Aim of the task:
Repeat each line of the records below without changing anything.

[Element and region listings]
================================

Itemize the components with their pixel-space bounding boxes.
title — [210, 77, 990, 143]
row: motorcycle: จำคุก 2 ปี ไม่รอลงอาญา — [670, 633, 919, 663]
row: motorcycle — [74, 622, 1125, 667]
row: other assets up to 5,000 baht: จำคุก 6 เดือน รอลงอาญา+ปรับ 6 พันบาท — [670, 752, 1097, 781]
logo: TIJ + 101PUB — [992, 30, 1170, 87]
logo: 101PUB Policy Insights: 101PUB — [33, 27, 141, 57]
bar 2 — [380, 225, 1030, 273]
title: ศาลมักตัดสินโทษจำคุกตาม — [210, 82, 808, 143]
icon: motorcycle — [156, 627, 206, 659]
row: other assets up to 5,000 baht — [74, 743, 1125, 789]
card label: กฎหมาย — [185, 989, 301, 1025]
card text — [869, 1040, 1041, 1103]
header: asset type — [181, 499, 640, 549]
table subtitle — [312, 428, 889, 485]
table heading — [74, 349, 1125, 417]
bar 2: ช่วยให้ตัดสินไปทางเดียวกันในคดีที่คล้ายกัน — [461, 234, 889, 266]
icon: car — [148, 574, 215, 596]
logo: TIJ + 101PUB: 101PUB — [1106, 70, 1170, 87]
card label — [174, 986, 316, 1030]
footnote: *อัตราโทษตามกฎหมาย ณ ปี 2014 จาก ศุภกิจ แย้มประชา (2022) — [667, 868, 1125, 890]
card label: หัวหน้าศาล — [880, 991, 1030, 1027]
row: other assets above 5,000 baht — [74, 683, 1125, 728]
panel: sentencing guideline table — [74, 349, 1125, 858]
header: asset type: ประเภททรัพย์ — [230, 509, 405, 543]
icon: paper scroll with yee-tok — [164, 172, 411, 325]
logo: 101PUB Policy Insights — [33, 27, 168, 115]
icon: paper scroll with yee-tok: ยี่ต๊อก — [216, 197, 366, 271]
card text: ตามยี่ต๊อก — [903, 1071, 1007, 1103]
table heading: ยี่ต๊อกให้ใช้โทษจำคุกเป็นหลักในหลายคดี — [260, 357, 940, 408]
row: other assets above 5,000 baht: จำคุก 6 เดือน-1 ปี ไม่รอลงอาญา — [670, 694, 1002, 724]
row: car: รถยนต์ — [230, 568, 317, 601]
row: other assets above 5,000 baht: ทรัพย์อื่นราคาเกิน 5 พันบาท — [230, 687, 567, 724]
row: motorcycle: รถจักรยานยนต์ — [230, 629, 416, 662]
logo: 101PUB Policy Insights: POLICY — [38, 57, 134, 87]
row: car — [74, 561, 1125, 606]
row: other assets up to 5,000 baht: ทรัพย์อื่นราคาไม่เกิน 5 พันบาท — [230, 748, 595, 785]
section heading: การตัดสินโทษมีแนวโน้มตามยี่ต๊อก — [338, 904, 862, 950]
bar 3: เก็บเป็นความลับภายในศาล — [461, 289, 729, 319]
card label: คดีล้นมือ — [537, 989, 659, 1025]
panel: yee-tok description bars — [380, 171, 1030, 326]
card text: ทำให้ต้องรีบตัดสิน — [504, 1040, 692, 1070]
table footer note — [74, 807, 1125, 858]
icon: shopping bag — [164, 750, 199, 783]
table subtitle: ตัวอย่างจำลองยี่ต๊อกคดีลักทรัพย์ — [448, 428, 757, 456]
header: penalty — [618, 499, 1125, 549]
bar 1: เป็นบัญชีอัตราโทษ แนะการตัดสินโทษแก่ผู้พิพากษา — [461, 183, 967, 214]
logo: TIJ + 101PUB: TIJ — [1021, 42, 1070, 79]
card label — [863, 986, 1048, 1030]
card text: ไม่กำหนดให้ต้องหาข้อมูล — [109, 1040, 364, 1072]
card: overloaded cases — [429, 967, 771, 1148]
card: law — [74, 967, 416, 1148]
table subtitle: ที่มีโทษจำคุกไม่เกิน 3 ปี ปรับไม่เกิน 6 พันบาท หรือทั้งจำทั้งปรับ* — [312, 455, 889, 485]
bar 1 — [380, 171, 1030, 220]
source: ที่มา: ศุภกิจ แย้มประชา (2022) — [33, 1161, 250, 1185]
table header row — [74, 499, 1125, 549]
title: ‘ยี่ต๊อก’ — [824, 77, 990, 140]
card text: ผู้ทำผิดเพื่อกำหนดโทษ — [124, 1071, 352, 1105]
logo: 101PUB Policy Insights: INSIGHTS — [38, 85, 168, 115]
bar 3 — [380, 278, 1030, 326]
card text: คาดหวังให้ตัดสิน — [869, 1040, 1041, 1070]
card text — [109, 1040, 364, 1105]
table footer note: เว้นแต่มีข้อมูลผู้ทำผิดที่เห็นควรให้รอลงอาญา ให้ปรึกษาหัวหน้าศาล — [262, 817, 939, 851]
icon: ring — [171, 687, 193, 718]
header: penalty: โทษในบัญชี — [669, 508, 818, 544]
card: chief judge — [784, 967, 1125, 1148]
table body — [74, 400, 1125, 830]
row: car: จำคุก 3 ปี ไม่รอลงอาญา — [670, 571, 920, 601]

================================

Response to this exercise:
Itemize the components with their pixel-space bounding boxes.
title — [210, 77, 990, 143]
row: motorcycle: จำคุก 2 ปี ไม่รอลงอาญา — [670, 633, 919, 663]
row: motorcycle — [74, 622, 1125, 667]
row: other assets up to 5,000 baht: จำคุก 6 เดือน รอลงอาญา+ปรับ 6 พันบาท — [670, 752, 1097, 781]
logo: TIJ + 101PUB — [992, 30, 1170, 87]
logo: 101PUB Policy Insights: 101PUB — [33, 27, 141, 57]
bar 2 — [380, 225, 1030, 273]
title: ศาลมักตัดสินโทษจำคุกตาม — [210, 82, 808, 143]
icon: motorcycle — [156, 627, 206, 659]
row: other assets up to 5,000 baht — [74, 743, 1125, 789]
card label: กฎหมาย — [185, 989, 301, 1025]
card text — [869, 1040, 1041, 1103]
header: asset type — [181, 499, 640, 549]
table subtitle — [312, 428, 889, 485]
table heading — [74, 349, 1125, 417]
bar 2: ช่วยให้ตัดสินไปทางเดียวกันในคดีที่คล้ายกัน — [461, 234, 889, 266]
icon: car — [148, 574, 215, 596]
logo: TIJ + 101PUB: 101PUB — [1106, 70, 1170, 87]
card label — [174, 986, 316, 1030]
footnote: *อัตราโทษตามกฎหมาย ณ ปี 2014 จาก ศุภกิจ แย้มประชา (2022) — [667, 868, 1125, 890]
card label: หัวหน้าศาล — [880, 991, 1030, 1027]
row: other assets above 5,000 baht — [74, 683, 1125, 728]
panel: sentencing guideline table — [74, 349, 1125, 858]
header: asset type: ประเภททรัพย์ — [230, 509, 405, 543]
icon: paper scroll with yee-tok — [164, 172, 411, 325]
logo: 101PUB Policy Insights — [33, 27, 168, 115]
icon: paper scroll with yee-tok: ยี่ต๊อก — [216, 197, 366, 271]
card text: ตามยี่ต๊อก — [903, 1071, 1007, 1103]
table heading: ยี่ต๊อกให้ใช้โทษจำคุกเป็นหลักในหลายคดี — [260, 357, 940, 408]
row: other assets above 5,000 baht: จำคุก 6 เดือน-1 ปี ไม่รอลงอาญา — [670, 694, 1002, 724]
row: car: รถยนต์ — [230, 568, 317, 601]
row: other assets above 5,000 baht: ทรัพย์อื่นราคาเกิน 5 พันบาท — [230, 687, 567, 724]
row: motorcycle: รถจักรยานยนต์ — [230, 629, 416, 662]
logo: 101PUB Policy Insights: POLICY — [38, 57, 134, 87]
row: car — [74, 561, 1125, 606]
row: other assets up to 5,000 baht: ทรัพย์อื่นราคาไม่เกิน 5 พันบาท — [230, 748, 595, 785]
section heading: การตัดสินโทษมีแนวโน้มตามยี่ต๊อก — [338, 904, 862, 950]
bar 3: เก็บเป็นความลับภายในศาล — [461, 289, 729, 319]
card label: คดีล้นมือ — [537, 989, 659, 1025]
panel: yee-tok description bars — [380, 171, 1030, 326]
card text: ทำให้ต้องรีบตัดสิน — [504, 1040, 692, 1070]
table footer note — [74, 807, 1125, 858]
icon: shopping bag — [164, 750, 199, 783]
table subtitle: ตัวอย่างจำลองยี่ต๊อกคดีลักทรัพย์ — [448, 428, 757, 456]
header: penalty — [618, 499, 1125, 549]
bar 1: เป็นบัญชีอัตราโทษ แนะการตัดสินโทษแก่ผู้พิพากษา — [461, 183, 967, 214]
logo: TIJ + 101PUB: TIJ — [1021, 42, 1070, 79]
card label — [863, 986, 1048, 1030]
card text: ไม่กำหนดให้ต้องหาข้อมูล — [109, 1040, 364, 1072]
card: overloaded cases — [429, 967, 771, 1148]
card: law — [74, 967, 416, 1148]
table subtitle: ที่มีโทษจำคุกไม่เกิน 3 ปี ปรับไม่เกิน 6 พันบาท หรือทั้งจำทั้งปรับ* — [312, 455, 889, 485]
bar 1 — [380, 171, 1030, 220]
source: ที่มา: ศุภกิจ แย้มประชา (2022) — [33, 1161, 250, 1185]
table header row — [74, 499, 1125, 549]
title: ‘ยี่ต๊อก’ — [824, 77, 990, 140]
card text: ผู้ทำผิดเพื่อกำหนดโทษ — [124, 1071, 352, 1105]
logo: 101PUB Policy Insights: INSIGHTS — [38, 85, 168, 115]
bar 3 — [380, 278, 1030, 326]
card text: คาดหวังให้ตัดสิน — [869, 1040, 1041, 1070]
card text — [109, 1040, 364, 1105]
table footer note: เว้นแต่มีข้อมูลผู้ทำผิดที่เห็นควรให้รอลงอาญา ให้ปรึกษาหัวหน้าศาล — [262, 817, 939, 851]
icon: ring — [171, 687, 193, 718]
header: penalty: โทษในบัญชี — [669, 508, 818, 544]
card: chief judge — [784, 967, 1125, 1148]
table body — [74, 400, 1125, 830]
row: car: จำคุก 3 ปี ไม่รอลงอาญา — [670, 571, 920, 601]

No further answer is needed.